Copy every record word for word.
** start Input **
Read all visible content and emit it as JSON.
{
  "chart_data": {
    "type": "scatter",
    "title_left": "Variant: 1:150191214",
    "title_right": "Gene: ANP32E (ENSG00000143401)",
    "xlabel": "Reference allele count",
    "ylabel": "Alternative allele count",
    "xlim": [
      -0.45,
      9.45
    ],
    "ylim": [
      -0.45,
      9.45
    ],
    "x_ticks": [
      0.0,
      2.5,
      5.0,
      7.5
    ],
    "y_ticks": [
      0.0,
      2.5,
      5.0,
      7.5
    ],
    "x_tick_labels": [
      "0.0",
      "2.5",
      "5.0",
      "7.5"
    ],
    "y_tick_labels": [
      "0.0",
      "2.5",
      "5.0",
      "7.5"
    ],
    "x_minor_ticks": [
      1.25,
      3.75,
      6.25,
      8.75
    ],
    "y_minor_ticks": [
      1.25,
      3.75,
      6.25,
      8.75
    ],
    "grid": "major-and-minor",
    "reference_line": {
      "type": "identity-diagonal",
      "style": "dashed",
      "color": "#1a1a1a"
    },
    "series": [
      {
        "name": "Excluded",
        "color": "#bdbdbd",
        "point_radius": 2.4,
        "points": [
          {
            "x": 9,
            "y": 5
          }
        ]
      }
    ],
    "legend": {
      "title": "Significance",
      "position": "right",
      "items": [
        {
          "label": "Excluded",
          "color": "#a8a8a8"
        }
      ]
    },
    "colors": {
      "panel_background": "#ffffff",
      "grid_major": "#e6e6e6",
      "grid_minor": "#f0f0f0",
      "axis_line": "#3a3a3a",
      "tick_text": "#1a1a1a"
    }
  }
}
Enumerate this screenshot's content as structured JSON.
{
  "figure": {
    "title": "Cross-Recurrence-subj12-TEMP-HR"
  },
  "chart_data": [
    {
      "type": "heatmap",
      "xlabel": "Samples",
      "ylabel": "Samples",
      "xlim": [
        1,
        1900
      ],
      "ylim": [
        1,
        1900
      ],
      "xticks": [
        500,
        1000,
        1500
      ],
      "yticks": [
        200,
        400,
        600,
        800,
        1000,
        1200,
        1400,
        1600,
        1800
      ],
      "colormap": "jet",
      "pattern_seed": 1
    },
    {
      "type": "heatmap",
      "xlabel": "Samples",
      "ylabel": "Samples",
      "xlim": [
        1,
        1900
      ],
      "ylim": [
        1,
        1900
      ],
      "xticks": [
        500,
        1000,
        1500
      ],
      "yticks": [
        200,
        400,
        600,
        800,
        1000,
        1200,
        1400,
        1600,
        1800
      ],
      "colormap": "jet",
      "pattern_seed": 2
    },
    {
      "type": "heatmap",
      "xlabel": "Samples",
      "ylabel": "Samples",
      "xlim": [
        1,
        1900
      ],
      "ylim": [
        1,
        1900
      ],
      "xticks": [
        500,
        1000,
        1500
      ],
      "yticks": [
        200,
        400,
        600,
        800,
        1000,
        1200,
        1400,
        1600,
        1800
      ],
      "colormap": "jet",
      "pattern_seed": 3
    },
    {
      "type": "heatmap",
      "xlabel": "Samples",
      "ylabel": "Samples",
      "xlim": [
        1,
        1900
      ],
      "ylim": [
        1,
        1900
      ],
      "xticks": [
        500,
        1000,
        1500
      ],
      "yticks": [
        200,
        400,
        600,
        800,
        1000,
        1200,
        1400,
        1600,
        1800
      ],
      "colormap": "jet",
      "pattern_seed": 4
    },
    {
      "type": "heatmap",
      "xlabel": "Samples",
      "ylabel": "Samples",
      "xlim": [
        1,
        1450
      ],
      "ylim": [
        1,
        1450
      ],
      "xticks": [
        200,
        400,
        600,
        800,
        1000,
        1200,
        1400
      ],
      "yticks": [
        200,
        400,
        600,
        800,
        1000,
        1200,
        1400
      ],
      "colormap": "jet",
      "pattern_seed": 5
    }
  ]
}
** end Input **
The answer
Read all visible content and emit it as JSON.
{
  "chart_data": {
    "type": "scatter",
    "title_left": "Variant: 1:150191214",
    "title_right": "Gene: ANP32E (ENSG00000143401)",
    "xlabel": "Reference allele count",
    "ylabel": "Alternative allele count",
    "xlim": [
      -0.45,
      9.45
    ],
    "ylim": [
      -0.45,
      9.45
    ],
    "x_ticks": [
      0.0,
      2.5,
      5.0,
      7.5
    ],
    "y_ticks": [
      0.0,
      2.5,
      5.0,
      7.5
    ],
    "x_tick_labels": [
      "0.0",
      "2.5",
      "5.0",
      "7.5"
    ],
    "y_tick_labels": [
      "0.0",
      "2.5",
      "5.0",
      "7.5"
    ],
    "x_minor_ticks": [
      1.25,
      3.75,
      6.25,
      8.75
    ],
    "y_minor_ticks": [
      1.25,
      3.75,
      6.25,
      8.75
    ],
    "grid": "major-and-minor",
    "reference_line": {
      "type": "identity-diagonal",
      "style": "dashed",
      "color": "#1a1a1a"
    },
    "series": [
      {
        "name": "Excluded",
        "color": "#bdbdbd",
        "point_radius": 2.4,
        "points": [
          {
            "x": 9,
            "y": 5
          }
        ]
      }
    ],
    "legend": {
      "title": "Significance",
      "position": "right",
      "items": [
        {
          "label": "Excluded",
          "color": "#a8a8a8"
        }
      ]
    },
    "colors": {
      "panel_background": "#ffffff",
      "grid_major": "#e6e6e6",
      "grid_minor": "#f0f0f0",
      "axis_line": "#3a3a3a",
      "tick_text": "#1a1a1a"
    }
  }
}
Enumerate this screenshot's content as structured JSON.
{
  "figure": {
    "title": "Cross-Recurrence-subj12-TEMP-HR"
  },
  "chart_data": [
    {
      "type": "heatmap",
      "xlabel": "Samples",
      "ylabel": "Samples",
      "xlim": [
        1,
        1900
      ],
      "ylim": [
        1,
        1900
      ],
      "xticks": [
        500,
        1000,
        1500
      ],
      "yticks": [
        200,
        400,
        600,
        800,
        1000,
        1200,
        1400,
        1600,
        1800
      ],
      "colormap": "jet",
      "pattern_seed": 1
    },
    {
      "type": "heatmap",
      "xlabel": "Samples",
      "ylabel": "Samples",
      "xlim": [
        1,
        1900
      ],
      "ylim": [
        1,
        1900
      ],
      "xticks": [
        500,
        1000,
        1500
      ],
      "yticks": [
        200,
        400,
        600,
        800,
        1000,
        1200,
        1400,
        1600,
        1800
      ],
      "colormap": "jet",
      "pattern_seed": 2
    },
    {
      "type": "heatmap",
      "xlabel": "Samples",
      "ylabel": "Samples",
      "xlim": [
        1,
        1900
      ],
      "ylim": [
        1,
        1900
      ],
      "xticks": [
        500,
        1000,
        1500
      ],
      "yticks": [
        200,
        400,
        600,
        800,
        1000,
        1200,
        1400,
        1600,
        1800
      ],
      "colormap": "jet",
      "pattern_seed": 3
    },
    {
      "type": "heatmap",
      "xlabel": "Samples",
      "ylabel": "Samples",
      "xlim": [
        1,
        1900
      ],
      "ylim": [
        1,
        1900
      ],
      "xticks": [
        500,
        1000,
        1500
      ],
      "yticks": [
        200,
        400,
        600,
        800,
        1000,
        1200,
        1400,
        1600,
        1800
      ],
      "colormap": "jet",
      "pattern_seed": 4
    },
    {
      "type": "heatmap",
      "xlabel": "Samples",
      "ylabel": "Samples",
      "xlim": [
        1,
        1450
      ],
      "ylim": [
        1,
        1450
      ],
      "xticks": [
        200,
        400,
        600,
        800,
        1000,
        1200,
        1400
      ],
      "yticks": [
        200,
        400,
        600,
        800,
        1000,
        1200,
        1400
      ],
      "colormap": "jet",
      "pattern_seed": 5
    }
  ]
}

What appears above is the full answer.